[START Data provided]

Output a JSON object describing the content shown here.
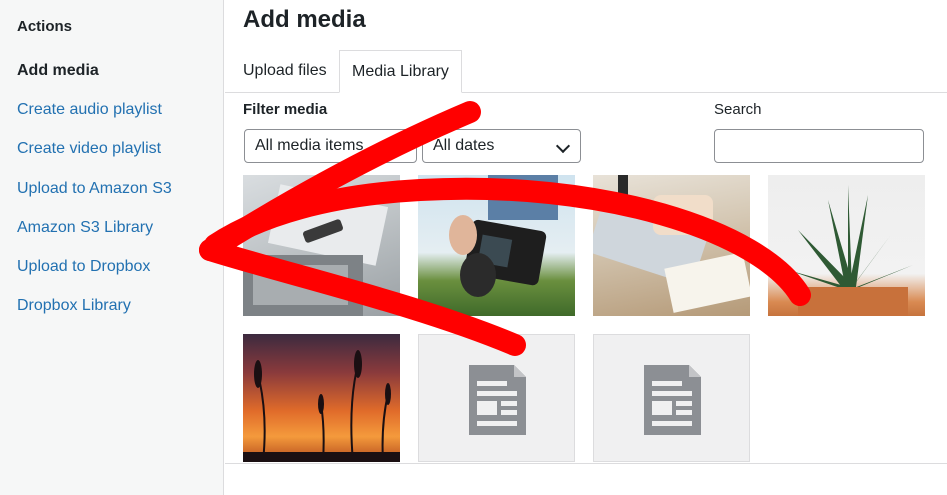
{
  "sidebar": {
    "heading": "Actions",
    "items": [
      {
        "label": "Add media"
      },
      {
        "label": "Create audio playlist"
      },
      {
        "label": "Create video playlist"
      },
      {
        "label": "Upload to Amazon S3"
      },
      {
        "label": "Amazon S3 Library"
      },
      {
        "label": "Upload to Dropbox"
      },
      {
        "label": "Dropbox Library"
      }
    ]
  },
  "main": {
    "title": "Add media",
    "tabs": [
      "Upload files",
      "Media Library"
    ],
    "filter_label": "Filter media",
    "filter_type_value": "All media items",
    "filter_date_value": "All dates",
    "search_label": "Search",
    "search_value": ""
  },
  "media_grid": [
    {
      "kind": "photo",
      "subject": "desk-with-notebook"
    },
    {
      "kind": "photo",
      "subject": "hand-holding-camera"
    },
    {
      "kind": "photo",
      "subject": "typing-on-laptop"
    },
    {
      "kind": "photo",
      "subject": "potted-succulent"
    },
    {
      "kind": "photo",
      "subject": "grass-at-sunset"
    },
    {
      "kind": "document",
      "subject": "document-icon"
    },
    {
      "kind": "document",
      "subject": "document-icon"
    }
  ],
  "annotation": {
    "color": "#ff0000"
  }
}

[END Data provided]

Quote each entry above verbatim and drop the pictures.

Output a JSON object describing the content shown here.
{
  "sidebar": {
    "heading": "Actions",
    "items": [
      {
        "label": "Add media"
      },
      {
        "label": "Create audio playlist"
      },
      {
        "label": "Create video playlist"
      },
      {
        "label": "Upload to Amazon S3"
      },
      {
        "label": "Amazon S3 Library"
      },
      {
        "label": "Upload to Dropbox"
      },
      {
        "label": "Dropbox Library"
      }
    ]
  },
  "main": {
    "title": "Add media",
    "tabs": [
      "Upload files",
      "Media Library"
    ],
    "filter_label": "Filter media",
    "filter_type_value": "All media items",
    "filter_date_value": "All dates",
    "search_label": "Search",
    "search_value": ""
  },
  "media_grid": [
    {
      "kind": "photo",
      "subject": "desk-with-notebook"
    },
    {
      "kind": "photo",
      "subject": "hand-holding-camera"
    },
    {
      "kind": "photo",
      "subject": "typing-on-laptop"
    },
    {
      "kind": "photo",
      "subject": "potted-succulent"
    },
    {
      "kind": "photo",
      "subject": "grass-at-sunset"
    },
    {
      "kind": "document",
      "subject": "document-icon"
    },
    {
      "kind": "document",
      "subject": "document-icon"
    }
  ],
  "annotation": {
    "color": "#ff0000"
  }
}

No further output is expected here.